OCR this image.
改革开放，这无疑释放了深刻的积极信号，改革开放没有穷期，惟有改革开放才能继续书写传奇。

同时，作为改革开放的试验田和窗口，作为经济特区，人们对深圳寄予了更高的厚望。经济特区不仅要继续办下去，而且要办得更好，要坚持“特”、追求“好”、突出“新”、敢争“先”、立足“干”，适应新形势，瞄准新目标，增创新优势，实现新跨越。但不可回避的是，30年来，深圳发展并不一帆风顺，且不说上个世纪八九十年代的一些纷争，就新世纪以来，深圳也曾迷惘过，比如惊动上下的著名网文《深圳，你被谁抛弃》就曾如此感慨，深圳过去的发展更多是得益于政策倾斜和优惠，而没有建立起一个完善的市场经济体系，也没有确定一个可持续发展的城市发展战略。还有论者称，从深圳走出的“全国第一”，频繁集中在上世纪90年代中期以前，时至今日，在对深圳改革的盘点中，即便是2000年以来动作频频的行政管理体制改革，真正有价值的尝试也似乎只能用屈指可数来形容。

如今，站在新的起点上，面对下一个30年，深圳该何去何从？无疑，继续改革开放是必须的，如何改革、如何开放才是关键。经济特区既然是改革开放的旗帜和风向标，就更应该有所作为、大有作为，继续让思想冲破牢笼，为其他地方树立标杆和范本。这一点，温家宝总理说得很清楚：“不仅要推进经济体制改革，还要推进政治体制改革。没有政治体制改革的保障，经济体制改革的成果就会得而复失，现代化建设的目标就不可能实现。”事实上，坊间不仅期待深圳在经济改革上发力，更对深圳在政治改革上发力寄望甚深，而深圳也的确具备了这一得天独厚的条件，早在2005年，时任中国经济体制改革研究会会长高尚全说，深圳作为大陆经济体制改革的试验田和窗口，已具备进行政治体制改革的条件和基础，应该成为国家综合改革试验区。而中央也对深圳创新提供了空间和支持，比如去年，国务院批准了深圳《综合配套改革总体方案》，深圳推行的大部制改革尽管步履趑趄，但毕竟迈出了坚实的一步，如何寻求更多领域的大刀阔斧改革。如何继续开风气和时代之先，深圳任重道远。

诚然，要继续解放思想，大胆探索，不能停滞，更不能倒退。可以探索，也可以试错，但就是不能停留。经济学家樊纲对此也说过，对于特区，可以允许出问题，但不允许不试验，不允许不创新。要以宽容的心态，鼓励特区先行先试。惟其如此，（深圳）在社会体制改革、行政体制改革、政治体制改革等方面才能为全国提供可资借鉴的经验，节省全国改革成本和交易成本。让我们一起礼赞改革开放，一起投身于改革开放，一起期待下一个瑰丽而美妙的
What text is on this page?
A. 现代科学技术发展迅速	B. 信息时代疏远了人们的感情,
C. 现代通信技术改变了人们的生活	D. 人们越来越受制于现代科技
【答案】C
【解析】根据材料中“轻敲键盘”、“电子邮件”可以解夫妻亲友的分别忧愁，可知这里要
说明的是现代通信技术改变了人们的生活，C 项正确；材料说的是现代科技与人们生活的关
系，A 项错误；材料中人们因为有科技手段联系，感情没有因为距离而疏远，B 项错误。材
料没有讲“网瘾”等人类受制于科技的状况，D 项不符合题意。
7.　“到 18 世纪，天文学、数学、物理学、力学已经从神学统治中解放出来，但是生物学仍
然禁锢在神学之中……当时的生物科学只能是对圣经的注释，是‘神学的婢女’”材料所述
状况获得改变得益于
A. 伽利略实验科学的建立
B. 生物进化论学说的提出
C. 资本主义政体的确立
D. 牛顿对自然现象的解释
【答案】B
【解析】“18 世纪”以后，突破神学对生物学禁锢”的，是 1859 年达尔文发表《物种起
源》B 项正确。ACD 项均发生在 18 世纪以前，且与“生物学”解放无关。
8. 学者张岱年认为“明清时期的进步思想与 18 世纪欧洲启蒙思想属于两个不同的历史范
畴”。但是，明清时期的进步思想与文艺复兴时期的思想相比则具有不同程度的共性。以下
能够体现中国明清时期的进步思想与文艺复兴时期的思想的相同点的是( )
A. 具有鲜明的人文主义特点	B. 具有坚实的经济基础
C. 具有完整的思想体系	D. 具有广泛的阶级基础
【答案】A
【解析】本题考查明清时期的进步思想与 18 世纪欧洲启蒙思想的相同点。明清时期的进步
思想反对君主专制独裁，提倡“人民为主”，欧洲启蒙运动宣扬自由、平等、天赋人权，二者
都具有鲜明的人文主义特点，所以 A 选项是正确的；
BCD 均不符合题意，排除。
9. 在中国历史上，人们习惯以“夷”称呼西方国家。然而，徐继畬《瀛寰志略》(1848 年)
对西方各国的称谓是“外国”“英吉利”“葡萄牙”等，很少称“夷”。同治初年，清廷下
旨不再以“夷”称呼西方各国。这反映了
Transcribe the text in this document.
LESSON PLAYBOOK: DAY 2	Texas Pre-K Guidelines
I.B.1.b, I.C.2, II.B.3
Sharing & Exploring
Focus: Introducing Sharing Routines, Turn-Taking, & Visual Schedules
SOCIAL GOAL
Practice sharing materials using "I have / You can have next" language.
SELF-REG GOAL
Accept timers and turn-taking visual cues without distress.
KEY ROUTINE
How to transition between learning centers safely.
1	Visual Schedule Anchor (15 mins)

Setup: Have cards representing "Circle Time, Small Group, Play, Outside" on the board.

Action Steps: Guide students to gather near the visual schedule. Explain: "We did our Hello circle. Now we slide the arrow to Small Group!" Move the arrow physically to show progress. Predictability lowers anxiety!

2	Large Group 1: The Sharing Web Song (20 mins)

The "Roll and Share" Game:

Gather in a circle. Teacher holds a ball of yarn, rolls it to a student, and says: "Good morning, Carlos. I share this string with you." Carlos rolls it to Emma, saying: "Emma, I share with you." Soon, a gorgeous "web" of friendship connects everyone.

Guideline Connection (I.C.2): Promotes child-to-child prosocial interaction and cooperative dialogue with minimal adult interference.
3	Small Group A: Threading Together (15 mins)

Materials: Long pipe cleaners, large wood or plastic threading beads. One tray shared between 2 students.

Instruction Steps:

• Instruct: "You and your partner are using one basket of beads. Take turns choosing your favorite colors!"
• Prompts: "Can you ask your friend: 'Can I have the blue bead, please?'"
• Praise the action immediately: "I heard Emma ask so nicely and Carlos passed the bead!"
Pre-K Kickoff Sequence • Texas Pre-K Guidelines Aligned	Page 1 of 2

__Given exercise__
Reproduce the full listing above, character for character.

__Response for this exercise__
OCR this image.
改革开放，这无疑释放了深刻的积极信号，改革开放没有穷期，惟有改革开放才能继续书写传奇。

同时，作为改革开放的试验田和窗口，作为经济特区，人们对深圳寄予了更高的厚望。经济特区不仅要继续办下去，而且要办得更好，要坚持“特”、追求“好”、突出“新”、敢争“先”、立足“干”，适应新形势，瞄准新目标，增创新优势，实现新跨越。但不可回避的是，30年来，深圳发展并不一帆风顺，且不说上个世纪八九十年代的一些纷争，就新世纪以来，深圳也曾迷惘过，比如惊动上下的著名网文《深圳，你被谁抛弃》就曾如此感慨，深圳过去的发展更多是得益于政策倾斜和优惠，而没有建立起一个完善的市场经济体系，也没有确定一个可持续发展的城市发展战略。还有论者称，从深圳走出的“全国第一”，频繁集中在上世纪90年代中期以前，时至今日，在对深圳改革的盘点中，即便是2000年以来动作频频的行政管理体制改革，真正有价值的尝试也似乎只能用屈指可数来形容。

如今，站在新的起点上，面对下一个30年，深圳该何去何从？无疑，继续改革开放是必须的，如何改革、如何开放才是关键。经济特区既然是改革开放的旗帜和风向标，就更应该有所作为、大有作为，继续让思想冲破牢笼，为其他地方树立标杆和范本。这一点，温家宝总理说得很清楚：“不仅要推进经济体制改革，还要推进政治体制改革。没有政治体制改革的保障，经济体制改革的成果就会得而复失，现代化建设的目标就不可能实现。”事实上，坊间不仅期待深圳在经济改革上发力，更对深圳在政治改革上发力寄望甚深，而深圳也的确具备了这一得天独厚的条件，早在2005年，时任中国经济体制改革研究会会长高尚全说，深圳作为大陆经济体制改革的试验田和窗口，已具备进行政治体制改革的条件和基础，应该成为国家综合改革试验区。而中央也对深圳创新提供了空间和支持，比如去年，国务院批准了深圳《综合配套改革总体方案》，深圳推行的大部制改革尽管步履趑趄，但毕竟迈出了坚实的一步，如何寻求更多领域的大刀阔斧改革。如何继续开风气和时代之先，深圳任重道远。

诚然，要继续解放思想，大胆探索，不能停滞，更不能倒退。可以探索，也可以试错，但就是不能停留。经济学家樊纲对此也说过，对于特区，可以允许出问题，但不允许不试验，不允许不创新。要以宽容的心态，鼓励特区先行先试。惟其如此，（深圳）在社会体制改革、行政体制改革、政治体制改革等方面才能为全国提供可资借鉴的经验，节省全国改革成本和交易成本。让我们一起礼赞改革开放，一起投身于改革开放，一起期待下一个瑰丽而美妙的
What text is on this page?
A. 现代科学技术发展迅速	B. 信息时代疏远了人们的感情,
C. 现代通信技术改变了人们的生活	D. 人们越来越受制于现代科技
【答案】C
【解析】根据材料中“轻敲键盘”、“电子邮件”可以解夫妻亲友的分别忧愁，可知这里要
说明的是现代通信技术改变了人们的生活，C 项正确；材料说的是现代科技与人们生活的关
系，A 项错误；材料中人们因为有科技手段联系，感情没有因为距离而疏远，B 项错误。材
料没有讲“网瘾”等人类受制于科技的状况，D 项不符合题意。
7.　“到 18 世纪，天文学、数学、物理学、力学已经从神学统治中解放出来，但是生物学仍
然禁锢在神学之中……当时的生物科学只能是对圣经的注释，是‘神学的婢女’”材料所述
状况获得改变得益于
A. 伽利略实验科学的建立
B. 生物进化论学说的提出
C. 资本主义政体的确立
D. 牛顿对自然现象的解释
【答案】B
【解析】“18 世纪”以后，突破神学对生物学禁锢”的，是 1859 年达尔文发表《物种起
源》B 项正确。ACD 项均发生在 18 世纪以前，且与“生物学”解放无关。
8. 学者张岱年认为“明清时期的进步思想与 18 世纪欧洲启蒙思想属于两个不同的历史范
畴”。但是，明清时期的进步思想与文艺复兴时期的思想相比则具有不同程度的共性。以下
能够体现中国明清时期的进步思想与文艺复兴时期的思想的相同点的是( )
A. 具有鲜明的人文主义特点	B. 具有坚实的经济基础
C. 具有完整的思想体系	D. 具有广泛的阶级基础
【答案】A
【解析】本题考查明清时期的进步思想与 18 世纪欧洲启蒙思想的相同点。明清时期的进步
思想反对君主专制独裁，提倡“人民为主”，欧洲启蒙运动宣扬自由、平等、天赋人权，二者
都具有鲜明的人文主义特点，所以 A 选项是正确的；
BCD 均不符合题意，排除。
9. 在中国历史上，人们习惯以“夷”称呼西方国家。然而，徐继畬《瀛寰志略》(1848 年)
对西方各国的称谓是“外国”“英吉利”“葡萄牙”等，很少称“夷”。同治初年，清廷下
旨不再以“夷”称呼西方各国。这反映了
Transcribe the text in this document.
LESSON PLAYBOOK: DAY 2	Texas Pre-K Guidelines
I.B.1.b, I.C.2, II.B.3
Sharing & Exploring
Focus: Introducing Sharing Routines, Turn-Taking, & Visual Schedules
SOCIAL GOAL
Practice sharing materials using "I have / You can have next" language.
SELF-REG GOAL
Accept timers and turn-taking visual cues without distress.
KEY ROUTINE
How to transition between learning centers safely.
1	Visual Schedule Anchor (15 mins)

Setup: Have cards representing "Circle Time, Small Group, Play, Outside" on the board.

Action Steps: Guide students to gather near the visual schedule. Explain: "We did our Hello circle. Now we slide the arrow to Small Group!" Move the arrow physically to show progress. Predictability lowers anxiety!

2	Large Group 1: The Sharing Web Song (20 mins)

The "Roll and Share" Game:

Gather in a circle. Teacher holds a ball of yarn, rolls it to a student, and says: "Good morning, Carlos. I share this string with you." Carlos rolls it to Emma, saying: "Emma, I share with you." Soon, a gorgeous "web" of friendship connects everyone.

Guideline Connection (I.C.2): Promotes child-to-child prosocial interaction and cooperative dialogue with minimal adult interference.
3	Small Group A: Threading Together (15 mins)

Materials: Long pipe cleaners, large wood or plastic threading beads. One tray shared between 2 students.

Instruction Steps:

• Instruct: "You and your partner are using one basket of beads. Take turns choosing your favorite colors!"
• Prompts: "Can you ask your friend: 'Can I have the blue bead, please?'"
• Praise the action immediately: "I heard Emma ask so nicely and Carlos passed the bead!"
Pre-K Kickoff Sequence • Texas Pre-K Guidelines Aligned	Page 1 of 2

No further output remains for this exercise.